ENTRIES PROVIDED:
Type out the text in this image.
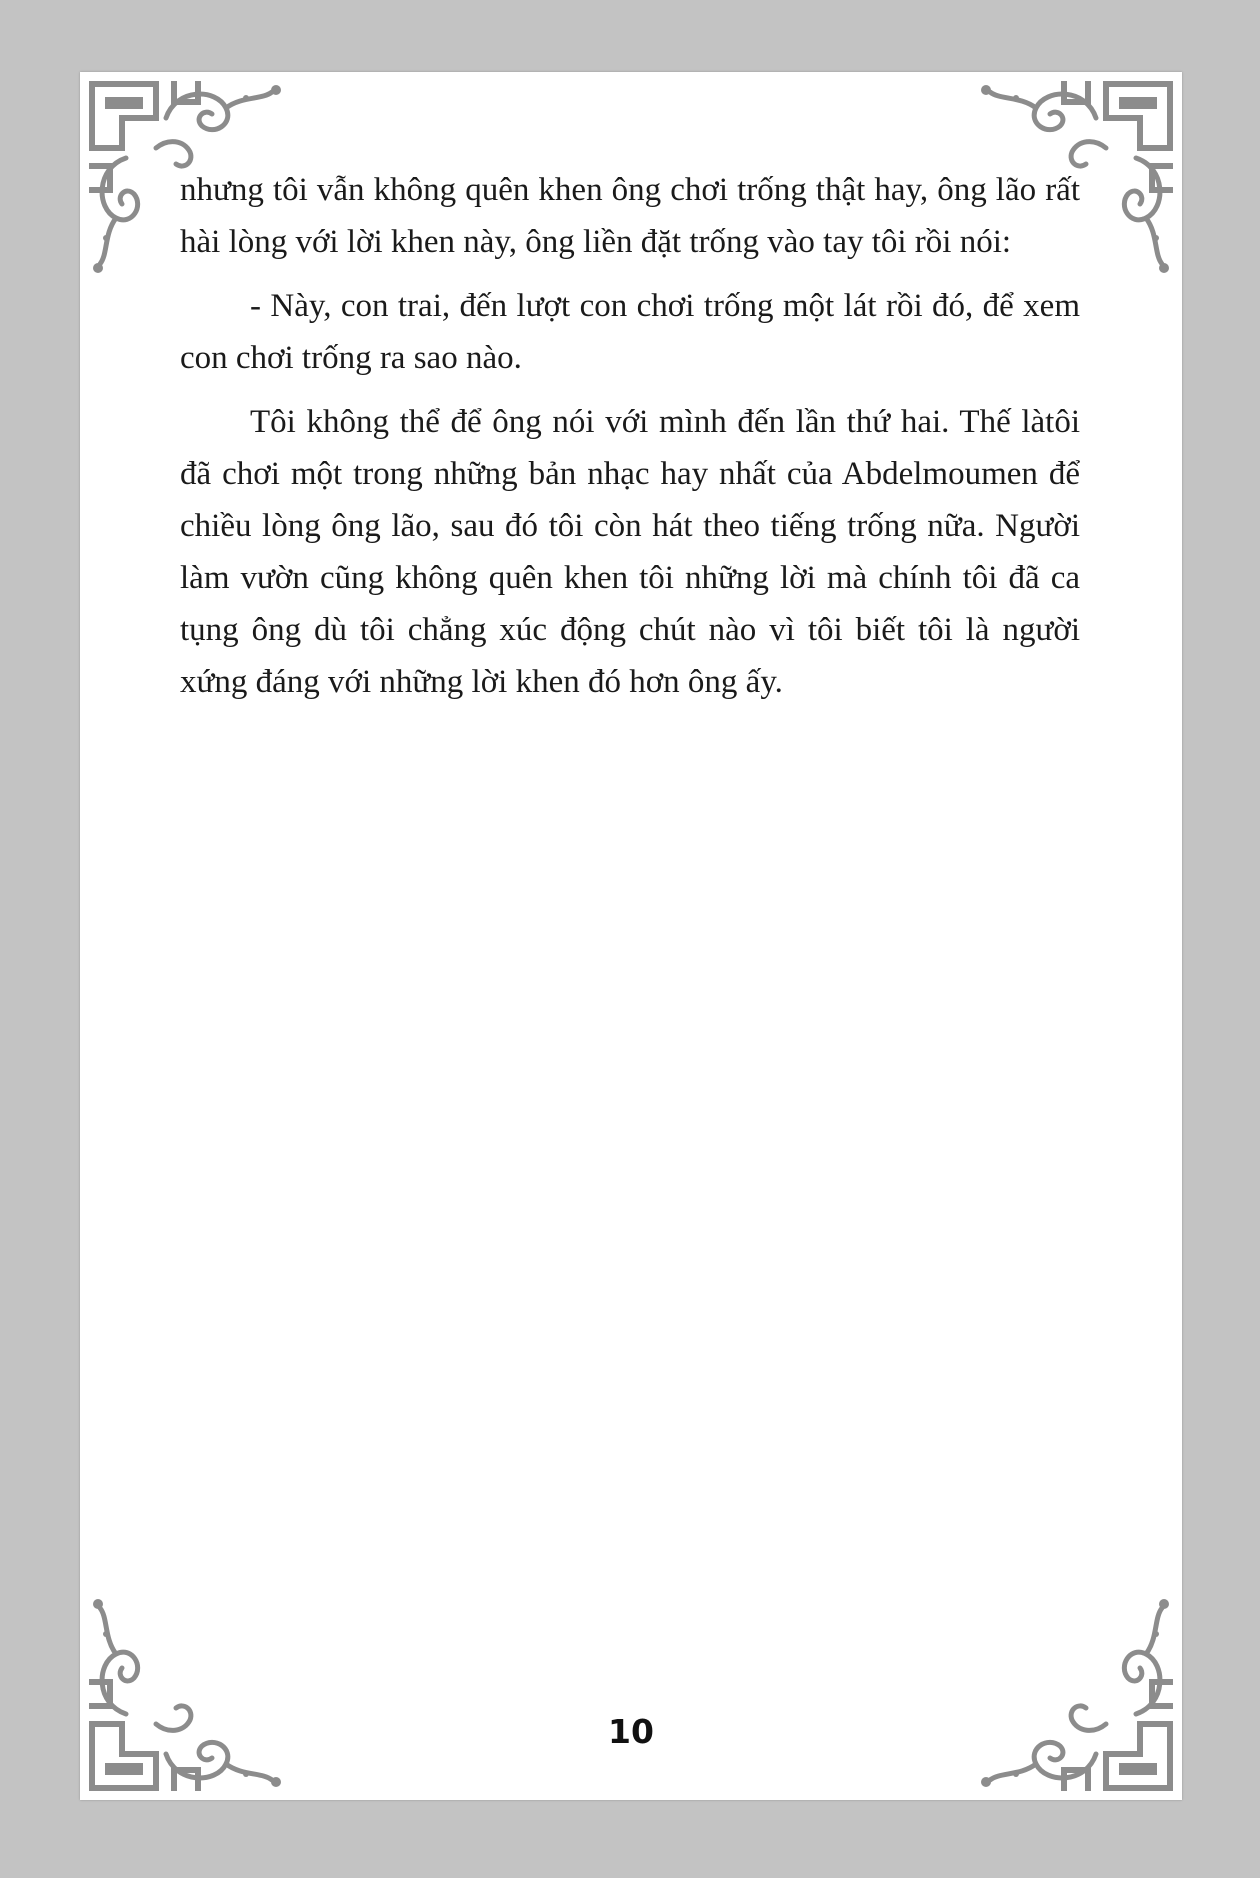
nhưng tôi vẫn không quên khen ông chơi trống thật hay, ông lão rất hài lòng với lời khen này, ông liền đặt trống vào tay tôi rồi nói:

- Này, con trai, đến lượt con chơi trống một lát rồi đó, để xem con chơi trống ra sao nào.

Tôi không thể để ông nói với mình đến lần thứ hai. Thế làtôi đã chơi một trong những bản nhạc hay nhất của Abdelmoumen để chiều lòng ông lão, sau đó tôi còn hát theo tiếng trống nữa. Người làm vườn cũng không quên khen tôi những lời mà chính tôi đã ca tụng ông dù tôi chẳng xúc động chút nào vì tôi biết tôi là người xứng đáng với những lời khen đó hơn ông ấy.

10
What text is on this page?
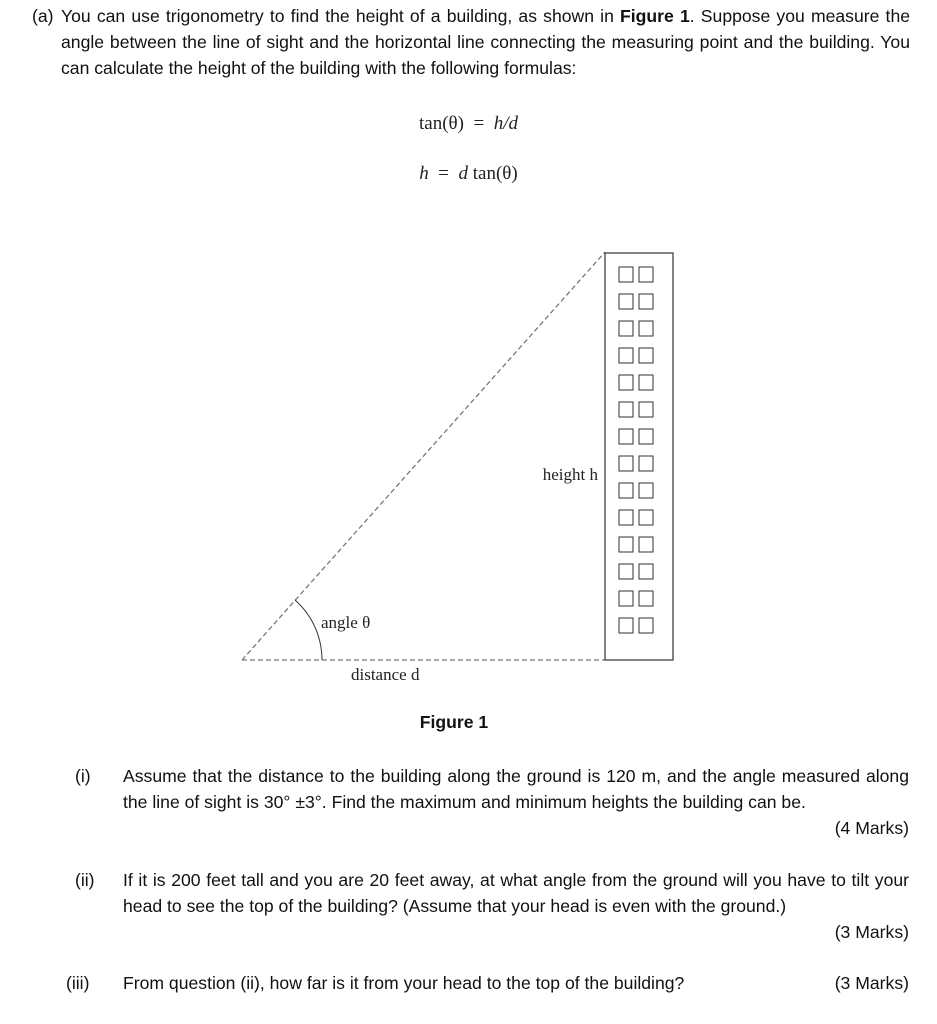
(a) You can use trigonometry to find the height of a building, as shown in Figure 1. Suppose you measure the angle between the line of sight and the horizontal line connecting the measuring point and the building. You can calculate the height of the building with the following formulas:
tan(θ) = h/d
h = d tan(θ)
angle θ
distance d
height h
Figure 1
(i) Assume that the distance to the building along the ground is 120 m, and the angle measured along the line of sight is 30° ±3°. Find the maximum and minimum heights the building can be.
(4 Marks)
(ii) If it is 200 feet tall and you are 20 feet away, at what angle from the ground will you have to tilt your head to see the top of the building? (Assume that your head is even with the ground.)
(3 Marks)
(iii) From question (ii), how far is it from your head to the top of the building?	(3 Marks)
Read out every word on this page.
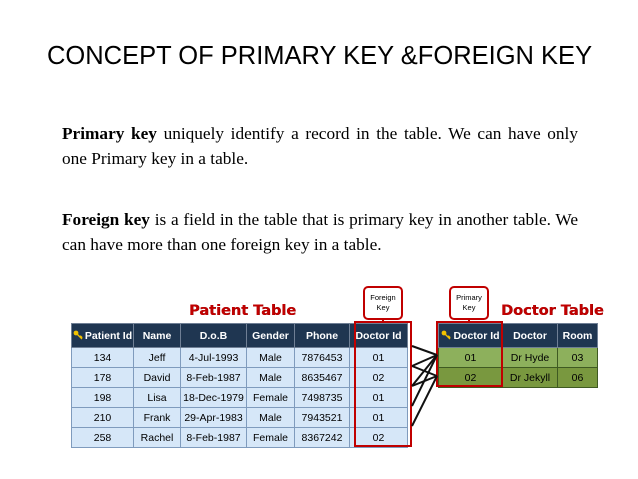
CONCEPT OF PRIMARY KEY &FOREIGN KEY
Primary key uniquely identify a record in the table. We can have only one Primary key in a table.
Foreign key is a field in the table that is primary key in another table. We can have more than one foreign key in a table.
Patient Table	Doctor Table
Foreign
Key
Primary
Key
Patient Id	Name	D.o.B	Gender	Phone	Doctor Id
134	Jeff	4-Jul-1993	Male	7876453	01
178	David	8-Feb-1987	Male	8635467	02
198	Lisa	18-Dec-1979	Female	7498735	01
210	Frank	29-Apr-1983	Male	7943521	01
258	Rachel	8-Feb-1987	Female	8367242	02
Doctor Id	Doctor	Room
01	Dr Hyde	03
02	Dr Jekyll	06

EXERCISE TASK:
A faithful copy of the records above is needed, with the pictures left out.

EXERCISE OUTPUT:
Type out the text in this image.
nhưng tôi vẫn không quên khen ông chơi trống thật hay, ông lão rất hài lòng với lời khen này, ông liền đặt trống vào tay tôi rồi nói:

- Này, con trai, đến lượt con chơi trống một lát rồi đó, để xem con chơi trống ra sao nào.

Tôi không thể để ông nói với mình đến lần thứ hai. Thế làtôi đã chơi một trong những bản nhạc hay nhất của Abdelmoumen để chiều lòng ông lão, sau đó tôi còn hát theo tiếng trống nữa. Người làm vườn cũng không quên khen tôi những lời mà chính tôi đã ca tụng ông dù tôi chẳng xúc động chút nào vì tôi biết tôi là người xứng đáng với những lời khen đó hơn ông ấy.

10
What text is on this page?
(a) You can use trigonometry to find the height of a building, as shown in Figure 1. Suppose you measure the angle between the line of sight and the horizontal line connecting the measuring point and the building. You can calculate the height of the building with the following formulas:
tan(θ) = h/d
h = d tan(θ)
angle θ
distance d
height h
Figure 1
(i) Assume that the distance to the building along the ground is 120 m, and the angle measured along the line of sight is 30° ±3°. Find the maximum and minimum heights the building can be.
(4 Marks)
(ii) If it is 200 feet tall and you are 20 feet away, at what angle from the ground will you have to tilt your head to see the top of the building? (Assume that your head is even with the ground.)
(3 Marks)
(iii) From question (ii), how far is it from your head to the top of the building?	(3 Marks)
Read out every word on this page.
CONCEPT OF PRIMARY KEY &FOREIGN KEY
Primary key uniquely identify a record in the table. We can have only one Primary key in a table.
Foreign key is a field in the table that is primary key in another table. We can have more than one foreign key in a table.
Patient Table	Doctor Table
Foreign
Key
Primary
Key
Patient Id	Name	D.o.B	Gender	Phone	Doctor Id
134	Jeff	4-Jul-1993	Male	7876453	01
178	David	8-Feb-1987	Male	8635467	02
198	Lisa	18-Dec-1979	Female	7498735	01
210	Frank	29-Apr-1983	Male	7943521	01
258	Rachel	8-Feb-1987	Female	8367242	02
Doctor Id	Doctor	Room
01	Dr Hyde	03
02	Dr Jekyll	06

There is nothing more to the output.